| Work item |
In the glioblastoma treatment-planning abstract, by how much did the Monitor Units decrease when a single VMAT arc was used with 5 fields under the full optimization algorithm?

| Supplied text |
G. G. Y. Kim, and X. Ray; Department of Radiation Medicine and Applied Sciences, University of California San Diego, La Jolla, CA
Purpose/Objective(s): This study examines the enhancements in plan quality achieved through a prototype plan optimization algorithm (VMATp) that employs dynamic collimator rotation and integrates static angle ports in VMAT treatments. We present a preliminary evaluation of its effectiveness for complex recurrent glioblastoma (GBM) cases. Materials/
Methods: 10 complex recurrent GBM cases treated at our institution with VMAT were replanned with three sets of parameters to evaluate the novel optimizer: (i) dynamic collimator rotation during gantry rotation, (ii) dynamic collimator rotation and 5 integrated static ports with user-selected collimator angles, and dynamic collimator rotation and 5 integrated static ports with optimizer selected collimator angles, (iii) one VMAT arc and 5 integrated static ports with manual and full optimized dynamic collimator rotation for a total of 60 plans. All plans used the prescriptions (median dose 35Gy in 10 fx +/- 5 fx, 3 cases with simultaneous integrated boost), optimization objectives, and plan normalization from the clinically approved plan. Plan quality was assessed by comparing target coverage, target point max, organ-at-risk (OAR) sparing, dose gradient, conformity, and delivery efficiency against the clinical plan using paired t-tests. Results: VMATp demonstrated similar target dose coverage to traditional VMAT plans. Using dynamic collimator rotation, the Brain-PTV Dmean was reduced by a median of 3.1% (p=0.017) and the dose fall-off distance (Gradient Measure) was reduced from a median of 1.55 cm to 1.52 cm (p=0.006). Doses to other structures, including the brainstem, optic chiasm, optic nerves, and cochlea, were not statistically different from those in the clinical VMAT plan. 5 manually selected integrated ports fields on top of the original VMAT arcs had equivalent plan quality, while including 5 static ports with full optimization for the collimator rotation, led to a median of 1.6% (p=0.032) dose reduction in the Brain-PTV Dmean and slight decrease in MUs. From test (iii) using a single VMAT arc with 5 fields using the full optimization algorithm, the Monitor Units decreased significantly by 2.9% (p=0.018). Conclusion: A preliminary evaluation was conducted for a novel VMATp optimizer, featuring dynamic collimator rotation and integrated static angle ports, specifically for complex recurrent GBM cases. The increased degrees of freedom showed modest enhancements in dose gradient and reduced exposure to the normal brain. Future research will explore whether adjusting the optimization objectives could better utilize the extra flexibility offered by this sophisticated treatment approach.

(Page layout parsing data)
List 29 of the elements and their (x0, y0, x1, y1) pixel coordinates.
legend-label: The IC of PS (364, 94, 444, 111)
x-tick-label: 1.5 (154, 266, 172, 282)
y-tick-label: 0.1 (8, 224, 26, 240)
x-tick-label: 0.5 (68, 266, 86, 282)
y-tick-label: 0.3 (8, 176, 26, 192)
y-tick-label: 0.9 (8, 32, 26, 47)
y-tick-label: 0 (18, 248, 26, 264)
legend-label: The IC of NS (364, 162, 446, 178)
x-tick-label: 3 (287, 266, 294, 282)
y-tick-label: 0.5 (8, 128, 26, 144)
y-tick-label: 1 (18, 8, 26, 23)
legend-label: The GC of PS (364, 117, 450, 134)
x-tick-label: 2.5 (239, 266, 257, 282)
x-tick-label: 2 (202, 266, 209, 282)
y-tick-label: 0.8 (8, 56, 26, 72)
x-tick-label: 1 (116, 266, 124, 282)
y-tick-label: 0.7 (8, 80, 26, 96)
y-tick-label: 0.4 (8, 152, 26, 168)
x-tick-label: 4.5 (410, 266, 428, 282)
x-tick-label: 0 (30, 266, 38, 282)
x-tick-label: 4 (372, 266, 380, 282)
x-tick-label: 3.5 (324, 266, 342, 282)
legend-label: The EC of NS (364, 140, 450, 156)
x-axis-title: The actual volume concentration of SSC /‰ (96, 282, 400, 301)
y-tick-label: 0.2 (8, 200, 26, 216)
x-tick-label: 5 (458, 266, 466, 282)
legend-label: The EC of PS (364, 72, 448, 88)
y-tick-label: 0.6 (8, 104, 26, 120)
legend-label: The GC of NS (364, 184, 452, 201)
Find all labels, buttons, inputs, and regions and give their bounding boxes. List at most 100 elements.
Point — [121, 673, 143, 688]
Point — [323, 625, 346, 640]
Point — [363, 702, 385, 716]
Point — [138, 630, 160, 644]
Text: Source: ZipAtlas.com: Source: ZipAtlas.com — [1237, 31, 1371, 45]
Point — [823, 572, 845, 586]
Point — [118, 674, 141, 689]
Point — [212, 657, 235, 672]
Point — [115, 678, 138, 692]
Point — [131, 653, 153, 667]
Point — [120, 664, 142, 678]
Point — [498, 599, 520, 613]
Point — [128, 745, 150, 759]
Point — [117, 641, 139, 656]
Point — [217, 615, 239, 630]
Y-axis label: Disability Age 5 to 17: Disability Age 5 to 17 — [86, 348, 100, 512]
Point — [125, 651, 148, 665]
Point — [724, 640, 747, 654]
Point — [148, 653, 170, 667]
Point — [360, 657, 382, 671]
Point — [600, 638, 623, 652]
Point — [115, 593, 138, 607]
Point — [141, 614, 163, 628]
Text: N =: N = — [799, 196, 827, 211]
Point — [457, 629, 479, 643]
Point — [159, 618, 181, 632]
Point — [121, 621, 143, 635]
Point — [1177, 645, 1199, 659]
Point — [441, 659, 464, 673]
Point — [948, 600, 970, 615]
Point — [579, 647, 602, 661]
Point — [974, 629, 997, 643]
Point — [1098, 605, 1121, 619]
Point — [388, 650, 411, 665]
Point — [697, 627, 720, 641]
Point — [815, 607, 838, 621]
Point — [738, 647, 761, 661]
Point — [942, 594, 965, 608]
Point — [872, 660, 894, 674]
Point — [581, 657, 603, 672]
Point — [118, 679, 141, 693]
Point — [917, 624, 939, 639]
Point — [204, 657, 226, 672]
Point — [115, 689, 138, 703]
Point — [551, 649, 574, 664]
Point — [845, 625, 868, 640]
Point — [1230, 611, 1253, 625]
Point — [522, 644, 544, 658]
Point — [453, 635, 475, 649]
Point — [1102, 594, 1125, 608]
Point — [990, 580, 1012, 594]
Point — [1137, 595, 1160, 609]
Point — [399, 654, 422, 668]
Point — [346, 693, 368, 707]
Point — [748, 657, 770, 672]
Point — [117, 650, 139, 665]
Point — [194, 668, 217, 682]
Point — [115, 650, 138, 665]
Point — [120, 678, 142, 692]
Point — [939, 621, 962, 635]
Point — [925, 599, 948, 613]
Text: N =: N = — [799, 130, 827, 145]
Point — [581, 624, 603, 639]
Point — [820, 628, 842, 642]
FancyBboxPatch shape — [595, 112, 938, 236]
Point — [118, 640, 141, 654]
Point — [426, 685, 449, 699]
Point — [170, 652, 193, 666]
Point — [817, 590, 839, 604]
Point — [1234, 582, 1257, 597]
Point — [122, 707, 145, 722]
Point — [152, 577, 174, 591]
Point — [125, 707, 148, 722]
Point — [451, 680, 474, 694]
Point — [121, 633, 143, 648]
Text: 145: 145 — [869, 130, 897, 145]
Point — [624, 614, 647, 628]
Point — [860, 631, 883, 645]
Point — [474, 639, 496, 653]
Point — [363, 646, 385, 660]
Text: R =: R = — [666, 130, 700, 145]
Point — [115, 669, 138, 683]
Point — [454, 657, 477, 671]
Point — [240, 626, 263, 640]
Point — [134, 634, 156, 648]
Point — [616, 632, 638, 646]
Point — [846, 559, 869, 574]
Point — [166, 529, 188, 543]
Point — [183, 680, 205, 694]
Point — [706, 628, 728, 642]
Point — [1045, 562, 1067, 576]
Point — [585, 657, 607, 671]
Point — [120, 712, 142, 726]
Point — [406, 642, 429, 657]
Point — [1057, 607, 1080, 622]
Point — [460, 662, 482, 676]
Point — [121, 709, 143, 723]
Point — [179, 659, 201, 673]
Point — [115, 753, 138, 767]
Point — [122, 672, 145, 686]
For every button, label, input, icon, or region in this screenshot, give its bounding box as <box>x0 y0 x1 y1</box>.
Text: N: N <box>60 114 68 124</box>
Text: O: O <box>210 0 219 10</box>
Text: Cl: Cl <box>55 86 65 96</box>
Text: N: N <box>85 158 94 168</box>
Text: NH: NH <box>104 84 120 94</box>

| Reply to the task |
They decreased by 2.9% (p=0.018).